* begin *

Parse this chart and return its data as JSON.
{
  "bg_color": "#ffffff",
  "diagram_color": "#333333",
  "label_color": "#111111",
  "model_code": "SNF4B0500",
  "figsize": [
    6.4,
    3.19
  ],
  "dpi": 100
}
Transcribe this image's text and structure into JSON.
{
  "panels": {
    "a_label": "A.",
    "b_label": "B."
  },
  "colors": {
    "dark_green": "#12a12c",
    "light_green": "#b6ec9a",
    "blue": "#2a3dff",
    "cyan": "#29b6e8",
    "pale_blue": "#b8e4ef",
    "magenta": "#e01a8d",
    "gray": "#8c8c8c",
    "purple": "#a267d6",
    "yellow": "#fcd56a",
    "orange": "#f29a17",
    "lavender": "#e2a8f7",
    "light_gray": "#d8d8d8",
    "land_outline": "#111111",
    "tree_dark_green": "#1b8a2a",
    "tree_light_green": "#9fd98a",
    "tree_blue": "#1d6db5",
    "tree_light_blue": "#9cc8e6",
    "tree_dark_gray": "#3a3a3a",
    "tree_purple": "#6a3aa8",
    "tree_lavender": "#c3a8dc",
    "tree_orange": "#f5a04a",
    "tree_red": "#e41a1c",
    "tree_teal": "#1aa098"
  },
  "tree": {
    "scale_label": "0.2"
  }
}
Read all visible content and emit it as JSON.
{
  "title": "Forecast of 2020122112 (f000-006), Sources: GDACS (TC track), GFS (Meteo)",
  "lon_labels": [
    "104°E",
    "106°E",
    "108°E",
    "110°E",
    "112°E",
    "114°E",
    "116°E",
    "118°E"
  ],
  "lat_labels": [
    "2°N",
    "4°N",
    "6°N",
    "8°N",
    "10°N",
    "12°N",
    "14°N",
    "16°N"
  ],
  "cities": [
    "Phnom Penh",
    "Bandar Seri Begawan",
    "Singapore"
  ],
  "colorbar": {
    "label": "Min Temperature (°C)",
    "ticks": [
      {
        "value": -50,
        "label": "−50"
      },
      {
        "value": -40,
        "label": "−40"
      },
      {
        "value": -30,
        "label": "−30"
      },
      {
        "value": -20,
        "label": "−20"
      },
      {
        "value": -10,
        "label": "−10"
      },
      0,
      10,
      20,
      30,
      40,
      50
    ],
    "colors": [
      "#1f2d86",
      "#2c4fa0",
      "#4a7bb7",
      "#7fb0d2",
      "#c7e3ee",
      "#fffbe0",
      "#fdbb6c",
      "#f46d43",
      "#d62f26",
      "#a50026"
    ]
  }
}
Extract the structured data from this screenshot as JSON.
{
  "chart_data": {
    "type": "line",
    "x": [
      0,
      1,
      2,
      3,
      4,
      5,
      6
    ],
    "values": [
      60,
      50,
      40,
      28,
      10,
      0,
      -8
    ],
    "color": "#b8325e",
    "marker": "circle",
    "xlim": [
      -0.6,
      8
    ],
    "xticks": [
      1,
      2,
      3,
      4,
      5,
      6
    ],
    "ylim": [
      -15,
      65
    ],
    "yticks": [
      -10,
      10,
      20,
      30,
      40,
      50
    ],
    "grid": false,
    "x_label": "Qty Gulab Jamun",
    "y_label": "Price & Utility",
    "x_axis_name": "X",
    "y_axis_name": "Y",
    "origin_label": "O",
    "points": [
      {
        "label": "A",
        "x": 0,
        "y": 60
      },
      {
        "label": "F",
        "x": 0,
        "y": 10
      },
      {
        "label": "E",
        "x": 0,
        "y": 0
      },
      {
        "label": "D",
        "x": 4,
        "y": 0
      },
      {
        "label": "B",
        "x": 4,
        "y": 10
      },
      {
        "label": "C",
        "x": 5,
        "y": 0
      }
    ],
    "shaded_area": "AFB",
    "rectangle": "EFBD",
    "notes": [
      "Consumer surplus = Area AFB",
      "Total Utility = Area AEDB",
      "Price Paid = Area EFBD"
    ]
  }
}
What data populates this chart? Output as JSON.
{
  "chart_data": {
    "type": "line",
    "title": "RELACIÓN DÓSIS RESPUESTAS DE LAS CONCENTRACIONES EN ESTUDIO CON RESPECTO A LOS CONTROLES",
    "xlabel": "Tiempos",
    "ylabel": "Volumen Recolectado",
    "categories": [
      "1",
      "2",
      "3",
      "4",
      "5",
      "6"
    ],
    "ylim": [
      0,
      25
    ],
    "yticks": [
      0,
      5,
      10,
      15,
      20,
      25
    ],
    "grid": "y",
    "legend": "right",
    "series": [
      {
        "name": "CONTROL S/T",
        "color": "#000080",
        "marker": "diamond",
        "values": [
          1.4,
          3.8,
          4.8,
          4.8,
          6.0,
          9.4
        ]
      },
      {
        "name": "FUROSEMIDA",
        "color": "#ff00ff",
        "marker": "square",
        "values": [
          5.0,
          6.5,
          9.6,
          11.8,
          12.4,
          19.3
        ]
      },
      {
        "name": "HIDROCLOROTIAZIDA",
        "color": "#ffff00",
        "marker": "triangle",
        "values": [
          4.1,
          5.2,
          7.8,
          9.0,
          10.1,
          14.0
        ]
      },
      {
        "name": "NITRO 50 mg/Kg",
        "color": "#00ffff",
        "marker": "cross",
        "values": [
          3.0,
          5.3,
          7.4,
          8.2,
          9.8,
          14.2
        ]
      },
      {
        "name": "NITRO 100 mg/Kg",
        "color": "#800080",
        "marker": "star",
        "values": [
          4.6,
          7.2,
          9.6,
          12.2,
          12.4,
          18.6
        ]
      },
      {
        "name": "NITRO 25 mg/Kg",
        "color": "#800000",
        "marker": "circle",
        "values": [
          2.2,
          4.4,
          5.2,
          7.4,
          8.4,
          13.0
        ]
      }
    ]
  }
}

* end *

> _AIM OF THE EXERCISE_
Return each line of the data exactly as written above.

> _REPLY_
Parse this chart and return its data as JSON.
{
  "bg_color": "#ffffff",
  "diagram_color": "#333333",
  "label_color": "#111111",
  "model_code": "SNF4B0500",
  "figsize": [
    6.4,
    3.19
  ],
  "dpi": 100
}
Transcribe this image's text and structure into JSON.
{
  "panels": {
    "a_label": "A.",
    "b_label": "B."
  },
  "colors": {
    "dark_green": "#12a12c",
    "light_green": "#b6ec9a",
    "blue": "#2a3dff",
    "cyan": "#29b6e8",
    "pale_blue": "#b8e4ef",
    "magenta": "#e01a8d",
    "gray": "#8c8c8c",
    "purple": "#a267d6",
    "yellow": "#fcd56a",
    "orange": "#f29a17",
    "lavender": "#e2a8f7",
    "light_gray": "#d8d8d8",
    "land_outline": "#111111",
    "tree_dark_green": "#1b8a2a",
    "tree_light_green": "#9fd98a",
    "tree_blue": "#1d6db5",
    "tree_light_blue": "#9cc8e6",
    "tree_dark_gray": "#3a3a3a",
    "tree_purple": "#6a3aa8",
    "tree_lavender": "#c3a8dc",
    "tree_orange": "#f5a04a",
    "tree_red": "#e41a1c",
    "tree_teal": "#1aa098"
  },
  "tree": {
    "scale_label": "0.2"
  }
}
Read all visible content and emit it as JSON.
{
  "title": "Forecast of 2020122112 (f000-006), Sources: GDACS (TC track), GFS (Meteo)",
  "lon_labels": [
    "104°E",
    "106°E",
    "108°E",
    "110°E",
    "112°E",
    "114°E",
    "116°E",
    "118°E"
  ],
  "lat_labels": [
    "2°N",
    "4°N",
    "6°N",
    "8°N",
    "10°N",
    "12°N",
    "14°N",
    "16°N"
  ],
  "cities": [
    "Phnom Penh",
    "Bandar Seri Begawan",
    "Singapore"
  ],
  "colorbar": {
    "label": "Min Temperature (°C)",
    "ticks": [
      {
        "value": -50,
        "label": "−50"
      },
      {
        "value": -40,
        "label": "−40"
      },
      {
        "value": -30,
        "label": "−30"
      },
      {
        "value": -20,
        "label": "−20"
      },
      {
        "value": -10,
        "label": "−10"
      },
      0,
      10,
      20,
      30,
      40,
      50
    ],
    "colors": [
      "#1f2d86",
      "#2c4fa0",
      "#4a7bb7",
      "#7fb0d2",
      "#c7e3ee",
      "#fffbe0",
      "#fdbb6c",
      "#f46d43",
      "#d62f26",
      "#a50026"
    ]
  }
}
Extract the structured data from this screenshot as JSON.
{
  "chart_data": {
    "type": "line",
    "x": [
      0,
      1,
      2,
      3,
      4,
      5,
      6
    ],
    "values": [
      60,
      50,
      40,
      28,
      10,
      0,
      -8
    ],
    "color": "#b8325e",
    "marker": "circle",
    "xlim": [
      -0.6,
      8
    ],
    "xticks": [
      1,
      2,
      3,
      4,
      5,
      6
    ],
    "ylim": [
      -15,
      65
    ],
    "yticks": [
      -10,
      10,
      20,
      30,
      40,
      50
    ],
    "grid": false,
    "x_label": "Qty Gulab Jamun",
    "y_label": "Price & Utility",
    "x_axis_name": "X",
    "y_axis_name": "Y",
    "origin_label": "O",
    "points": [
      {
        "label": "A",
        "x": 0,
        "y": 60
      },
      {
        "label": "F",
        "x": 0,
        "y": 10
      },
      {
        "label": "E",
        "x": 0,
        "y": 0
      },
      {
        "label": "D",
        "x": 4,
        "y": 0
      },
      {
        "label": "B",
        "x": 4,
        "y": 10
      },
      {
        "label": "C",
        "x": 5,
        "y": 0
      }
    ],
    "shaded_area": "AFB",
    "rectangle": "EFBD",
    "notes": [
      "Consumer surplus = Area AFB",
      "Total Utility = Area AEDB",
      "Price Paid = Area EFBD"
    ]
  }
}
What data populates this chart? Output as JSON.
{
  "chart_data": {
    "type": "line",
    "title": "RELACIÓN DÓSIS RESPUESTAS DE LAS CONCENTRACIONES EN ESTUDIO CON RESPECTO A LOS CONTROLES",
    "xlabel": "Tiempos",
    "ylabel": "Volumen Recolectado",
    "categories": [
      "1",
      "2",
      "3",
      "4",
      "5",
      "6"
    ],
    "ylim": [
      0,
      25
    ],
    "yticks": [
      0,
      5,
      10,
      15,
      20,
      25
    ],
    "grid": "y",
    "legend": "right",
    "series": [
      {
        "name": "CONTROL S/T",
        "color": "#000080",
        "marker": "diamond",
        "values": [
          1.4,
          3.8,
          4.8,
          4.8,
          6.0,
          9.4
        ]
      },
      {
        "name": "FUROSEMIDA",
        "color": "#ff00ff",
        "marker": "square",
        "values": [
          5.0,
          6.5,
          9.6,
          11.8,
          12.4,
          19.3
        ]
      },
      {
        "name": "HIDROCLOROTIAZIDA",
        "color": "#ffff00",
        "marker": "triangle",
        "values": [
          4.1,
          5.2,
          7.8,
          9.0,
          10.1,
          14.0
        ]
      },
      {
        "name": "NITRO 50 mg/Kg",
        "color": "#00ffff",
        "marker": "cross",
        "values": [
          3.0,
          5.3,
          7.4,
          8.2,
          9.8,
          14.2
        ]
      },
      {
        "name": "NITRO 100 mg/Kg",
        "color": "#800080",
        "marker": "star",
        "values": [
          4.6,
          7.2,
          9.6,
          12.2,
          12.4,
          18.6
        ]
      },
      {
        "name": "NITRO 25 mg/Kg",
        "color": "#800000",
        "marker": "circle",
        "values": [
          2.2,
          4.4,
          5.2,
          7.4,
          8.4,
          13.0
        ]
      }
    ]
  }
}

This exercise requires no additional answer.